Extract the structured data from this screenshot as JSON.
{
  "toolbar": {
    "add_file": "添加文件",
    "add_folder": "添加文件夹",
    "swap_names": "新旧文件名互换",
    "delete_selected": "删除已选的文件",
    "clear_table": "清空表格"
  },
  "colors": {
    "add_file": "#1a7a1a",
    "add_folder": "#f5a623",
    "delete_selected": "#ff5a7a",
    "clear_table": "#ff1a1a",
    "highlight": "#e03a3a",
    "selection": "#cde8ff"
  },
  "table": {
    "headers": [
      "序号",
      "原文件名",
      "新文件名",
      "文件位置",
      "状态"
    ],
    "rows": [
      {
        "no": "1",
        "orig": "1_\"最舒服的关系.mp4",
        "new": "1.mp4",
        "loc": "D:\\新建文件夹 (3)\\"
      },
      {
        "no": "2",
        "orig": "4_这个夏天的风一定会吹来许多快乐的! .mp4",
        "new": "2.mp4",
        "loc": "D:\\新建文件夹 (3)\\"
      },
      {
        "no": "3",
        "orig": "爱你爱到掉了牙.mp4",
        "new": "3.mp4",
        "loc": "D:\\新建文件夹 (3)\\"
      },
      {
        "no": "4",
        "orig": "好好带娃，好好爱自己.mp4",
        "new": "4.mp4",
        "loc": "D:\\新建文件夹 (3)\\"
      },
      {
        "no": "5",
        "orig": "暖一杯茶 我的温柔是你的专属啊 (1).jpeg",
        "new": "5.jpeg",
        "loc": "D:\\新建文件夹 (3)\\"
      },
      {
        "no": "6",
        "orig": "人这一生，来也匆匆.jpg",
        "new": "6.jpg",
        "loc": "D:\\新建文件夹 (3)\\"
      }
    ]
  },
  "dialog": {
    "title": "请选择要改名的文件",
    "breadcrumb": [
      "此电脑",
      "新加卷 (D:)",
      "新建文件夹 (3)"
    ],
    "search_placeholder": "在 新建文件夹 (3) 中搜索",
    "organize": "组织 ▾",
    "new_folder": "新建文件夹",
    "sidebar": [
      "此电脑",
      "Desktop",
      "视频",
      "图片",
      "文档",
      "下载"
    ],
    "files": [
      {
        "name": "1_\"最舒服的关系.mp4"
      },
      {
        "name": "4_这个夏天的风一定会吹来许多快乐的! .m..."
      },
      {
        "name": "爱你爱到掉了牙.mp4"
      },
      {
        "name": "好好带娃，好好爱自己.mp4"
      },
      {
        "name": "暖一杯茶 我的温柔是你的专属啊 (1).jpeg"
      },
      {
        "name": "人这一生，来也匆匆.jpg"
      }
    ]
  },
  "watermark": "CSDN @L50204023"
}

____________

SET EXERCISE
Gather and return every line that holds the string "来也匆匆".

PROBLEM SOLUTION
        "orig": "人这一生，来也匆匆.jpg",
        "name": "人这一生，来也匆匆.jpg"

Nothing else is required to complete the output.